Aim of the task ->
Your task is to repeat the lines below exactly, excluding any pictures they contain.

══ Stored rows

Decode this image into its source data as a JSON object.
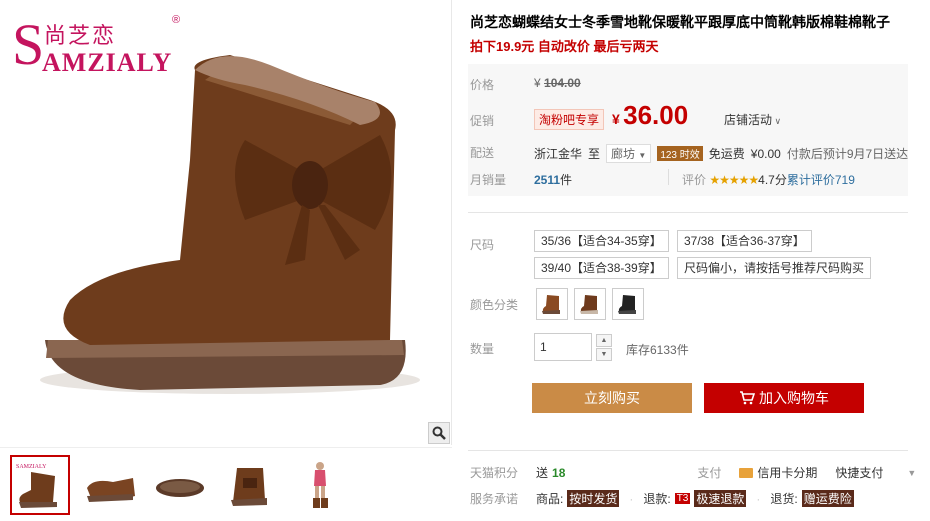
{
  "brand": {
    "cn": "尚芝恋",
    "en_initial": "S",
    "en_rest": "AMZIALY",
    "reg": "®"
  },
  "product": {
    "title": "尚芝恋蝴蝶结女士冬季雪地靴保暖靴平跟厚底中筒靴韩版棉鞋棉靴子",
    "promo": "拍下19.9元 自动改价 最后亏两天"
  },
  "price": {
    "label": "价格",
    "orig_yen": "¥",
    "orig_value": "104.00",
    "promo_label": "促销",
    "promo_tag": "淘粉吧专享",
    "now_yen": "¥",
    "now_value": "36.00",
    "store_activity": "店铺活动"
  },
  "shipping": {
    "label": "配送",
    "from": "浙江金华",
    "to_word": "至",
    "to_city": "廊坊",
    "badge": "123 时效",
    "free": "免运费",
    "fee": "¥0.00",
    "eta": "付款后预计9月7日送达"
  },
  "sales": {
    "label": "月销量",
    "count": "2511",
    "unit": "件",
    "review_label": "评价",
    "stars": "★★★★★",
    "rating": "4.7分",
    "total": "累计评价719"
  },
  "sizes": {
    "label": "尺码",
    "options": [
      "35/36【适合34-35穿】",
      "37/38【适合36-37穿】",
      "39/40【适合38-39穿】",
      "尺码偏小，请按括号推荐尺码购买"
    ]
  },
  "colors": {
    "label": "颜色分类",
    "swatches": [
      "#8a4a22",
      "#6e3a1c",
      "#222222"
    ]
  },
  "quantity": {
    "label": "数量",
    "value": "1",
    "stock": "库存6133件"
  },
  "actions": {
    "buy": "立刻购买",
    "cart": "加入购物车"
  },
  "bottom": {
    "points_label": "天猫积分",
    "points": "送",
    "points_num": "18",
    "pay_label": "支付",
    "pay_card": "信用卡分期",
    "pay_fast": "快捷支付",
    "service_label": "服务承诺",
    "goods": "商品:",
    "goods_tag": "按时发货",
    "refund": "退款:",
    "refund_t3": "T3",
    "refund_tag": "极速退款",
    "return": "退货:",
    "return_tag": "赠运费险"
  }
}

════

Correct answer ->
Decode this image into its source data as a JSON object.
{
  "brand": {
    "cn": "尚芝恋",
    "en_initial": "S",
    "en_rest": "AMZIALY",
    "reg": "®"
  },
  "product": {
    "title": "尚芝恋蝴蝶结女士冬季雪地靴保暖靴平跟厚底中筒靴韩版棉鞋棉靴子",
    "promo": "拍下19.9元 自动改价 最后亏两天"
  },
  "price": {
    "label": "价格",
    "orig_yen": "¥",
    "orig_value": "104.00",
    "promo_label": "促销",
    "promo_tag": "淘粉吧专享",
    "now_yen": "¥",
    "now_value": "36.00",
    "store_activity": "店铺活动"
  },
  "shipping": {
    "label": "配送",
    "from": "浙江金华",
    "to_word": "至",
    "to_city": "廊坊",
    "badge": "123 时效",
    "free": "免运费",
    "fee": "¥0.00",
    "eta": "付款后预计9月7日送达"
  },
  "sales": {
    "label": "月销量",
    "count": "2511",
    "unit": "件",
    "review_label": "评价",
    "stars": "★★★★★",
    "rating": "4.7分",
    "total": "累计评价719"
  },
  "sizes": {
    "label": "尺码",
    "options": [
      "35/36【适合34-35穿】",
      "37/38【适合36-37穿】",
      "39/40【适合38-39穿】",
      "尺码偏小，请按括号推荐尺码购买"
    ]
  },
  "colors": {
    "label": "颜色分类",
    "swatches": [
      "#8a4a22",
      "#6e3a1c",
      "#222222"
    ]
  },
  "quantity": {
    "label": "数量",
    "value": "1",
    "stock": "库存6133件"
  },
  "actions": {
    "buy": "立刻购买",
    "cart": "加入购物车"
  },
  "bottom": {
    "points_label": "天猫积分",
    "points": "送",
    "points_num": "18",
    "pay_label": "支付",
    "pay_card": "信用卡分期",
    "pay_fast": "快捷支付",
    "service_label": "服务承诺",
    "goods": "商品:",
    "goods_tag": "按时发货",
    "refund": "退款:",
    "refund_t3": "T3",
    "refund_tag": "极速退款",
    "return": "退货:",
    "return_tag": "赠运费险"
  }
}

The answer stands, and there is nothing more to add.